• _WHAT NEEDS TO BE DONE_
Print every line of the listing exactly, please.
* START *
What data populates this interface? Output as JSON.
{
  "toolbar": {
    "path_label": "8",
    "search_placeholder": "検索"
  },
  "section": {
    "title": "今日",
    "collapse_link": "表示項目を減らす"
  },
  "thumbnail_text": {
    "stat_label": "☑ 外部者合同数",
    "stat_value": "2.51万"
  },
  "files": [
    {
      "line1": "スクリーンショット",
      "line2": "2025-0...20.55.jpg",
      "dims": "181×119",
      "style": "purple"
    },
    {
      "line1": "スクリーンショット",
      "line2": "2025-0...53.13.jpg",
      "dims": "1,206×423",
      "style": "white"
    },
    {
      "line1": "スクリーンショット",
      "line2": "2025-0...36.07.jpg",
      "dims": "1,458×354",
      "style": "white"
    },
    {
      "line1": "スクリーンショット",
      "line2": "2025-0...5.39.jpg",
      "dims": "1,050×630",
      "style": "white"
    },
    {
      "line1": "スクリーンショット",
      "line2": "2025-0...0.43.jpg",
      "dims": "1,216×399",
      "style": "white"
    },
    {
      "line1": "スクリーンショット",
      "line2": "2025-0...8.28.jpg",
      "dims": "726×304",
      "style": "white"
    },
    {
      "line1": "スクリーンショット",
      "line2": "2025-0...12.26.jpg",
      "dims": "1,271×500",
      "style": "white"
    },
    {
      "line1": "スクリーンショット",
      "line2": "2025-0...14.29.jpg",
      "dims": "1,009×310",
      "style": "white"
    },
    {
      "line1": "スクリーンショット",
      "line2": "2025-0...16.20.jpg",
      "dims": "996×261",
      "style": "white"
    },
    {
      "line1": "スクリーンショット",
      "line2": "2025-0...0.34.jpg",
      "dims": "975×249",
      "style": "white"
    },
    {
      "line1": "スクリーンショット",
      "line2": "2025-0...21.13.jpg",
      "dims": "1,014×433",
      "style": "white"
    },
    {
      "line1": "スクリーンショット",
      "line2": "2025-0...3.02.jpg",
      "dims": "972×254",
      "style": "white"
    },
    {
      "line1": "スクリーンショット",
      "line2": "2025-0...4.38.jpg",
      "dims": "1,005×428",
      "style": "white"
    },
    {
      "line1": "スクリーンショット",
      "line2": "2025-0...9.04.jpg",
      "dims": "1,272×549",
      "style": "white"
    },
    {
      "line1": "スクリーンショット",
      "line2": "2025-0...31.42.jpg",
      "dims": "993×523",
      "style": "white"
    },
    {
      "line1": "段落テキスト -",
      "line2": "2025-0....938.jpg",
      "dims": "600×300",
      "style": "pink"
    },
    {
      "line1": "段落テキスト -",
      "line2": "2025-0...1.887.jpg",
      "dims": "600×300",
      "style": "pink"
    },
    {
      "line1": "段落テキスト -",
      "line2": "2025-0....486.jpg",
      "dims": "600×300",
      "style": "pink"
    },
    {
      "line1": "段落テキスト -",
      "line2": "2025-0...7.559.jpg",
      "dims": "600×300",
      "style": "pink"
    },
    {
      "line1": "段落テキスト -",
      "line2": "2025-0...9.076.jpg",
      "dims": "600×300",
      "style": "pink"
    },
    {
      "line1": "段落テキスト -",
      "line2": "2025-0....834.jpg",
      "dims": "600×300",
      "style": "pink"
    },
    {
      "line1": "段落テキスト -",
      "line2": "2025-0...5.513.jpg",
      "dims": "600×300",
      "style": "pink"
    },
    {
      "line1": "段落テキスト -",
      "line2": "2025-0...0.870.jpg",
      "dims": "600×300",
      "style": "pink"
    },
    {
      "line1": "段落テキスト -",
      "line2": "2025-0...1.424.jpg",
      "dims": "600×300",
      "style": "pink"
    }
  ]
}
* END *
• _OUTPUT OF THE EXERCISE_
What data populates this interface? Output as JSON.
{
  "toolbar": {
    "path_label": "8",
    "search_placeholder": "検索"
  },
  "section": {
    "title": "今日",
    "collapse_link": "表示項目を減らす"
  },
  "thumbnail_text": {
    "stat_label": "☑ 外部者合同数",
    "stat_value": "2.51万"
  },
  "files": [
    {
      "line1": "スクリーンショット",
      "line2": "2025-0...20.55.jpg",
      "dims": "181×119",
      "style": "purple"
    },
    {
      "line1": "スクリーンショット",
      "line2": "2025-0...53.13.jpg",
      "dims": "1,206×423",
      "style": "white"
    },
    {
      "line1": "スクリーンショット",
      "line2": "2025-0...36.07.jpg",
      "dims": "1,458×354",
      "style": "white"
    },
    {
      "line1": "スクリーンショット",
      "line2": "2025-0...5.39.jpg",
      "dims": "1,050×630",
      "style": "white"
    },
    {
      "line1": "スクリーンショット",
      "line2": "2025-0...0.43.jpg",
      "dims": "1,216×399",
      "style": "white"
    },
    {
      "line1": "スクリーンショット",
      "line2": "2025-0...8.28.jpg",
      "dims": "726×304",
      "style": "white"
    },
    {
      "line1": "スクリーンショット",
      "line2": "2025-0...12.26.jpg",
      "dims": "1,271×500",
      "style": "white"
    },
    {
      "line1": "スクリーンショット",
      "line2": "2025-0...14.29.jpg",
      "dims": "1,009×310",
      "style": "white"
    },
    {
      "line1": "スクリーンショット",
      "line2": "2025-0...16.20.jpg",
      "dims": "996×261",
      "style": "white"
    },
    {
      "line1": "スクリーンショット",
      "line2": "2025-0...0.34.jpg",
      "dims": "975×249",
      "style": "white"
    },
    {
      "line1": "スクリーンショット",
      "line2": "2025-0...21.13.jpg",
      "dims": "1,014×433",
      "style": "white"
    },
    {
      "line1": "スクリーンショット",
      "line2": "2025-0...3.02.jpg",
      "dims": "972×254",
      "style": "white"
    },
    {
      "line1": "スクリーンショット",
      "line2": "2025-0...4.38.jpg",
      "dims": "1,005×428",
      "style": "white"
    },
    {
      "line1": "スクリーンショット",
      "line2": "2025-0...9.04.jpg",
      "dims": "1,272×549",
      "style": "white"
    },
    {
      "line1": "スクリーンショット",
      "line2": "2025-0...31.42.jpg",
      "dims": "993×523",
      "style": "white"
    },
    {
      "line1": "段落テキスト -",
      "line2": "2025-0....938.jpg",
      "dims": "600×300",
      "style": "pink"
    },
    {
      "line1": "段落テキスト -",
      "line2": "2025-0...1.887.jpg",
      "dims": "600×300",
      "style": "pink"
    },
    {
      "line1": "段落テキスト -",
      "line2": "2025-0....486.jpg",
      "dims": "600×300",
      "style": "pink"
    },
    {
      "line1": "段落テキスト -",
      "line2": "2025-0...7.559.jpg",
      "dims": "600×300",
      "style": "pink"
    },
    {
      "line1": "段落テキスト -",
      "line2": "2025-0...9.076.jpg",
      "dims": "600×300",
      "style": "pink"
    },
    {
      "line1": "段落テキスト -",
      "line2": "2025-0....834.jpg",
      "dims": "600×300",
      "style": "pink"
    },
    {
      "line1": "段落テキスト -",
      "line2": "2025-0...5.513.jpg",
      "dims": "600×300",
      "style": "pink"
    },
    {
      "line1": "段落テキスト -",
      "line2": "2025-0...0.870.jpg",
      "dims": "600×300",
      "style": "pink"
    },
    {
      "line1": "段落テキスト -",
      "line2": "2025-0...1.424.jpg",
      "dims": "600×300",
      "style": "pink"
    }
  ]
}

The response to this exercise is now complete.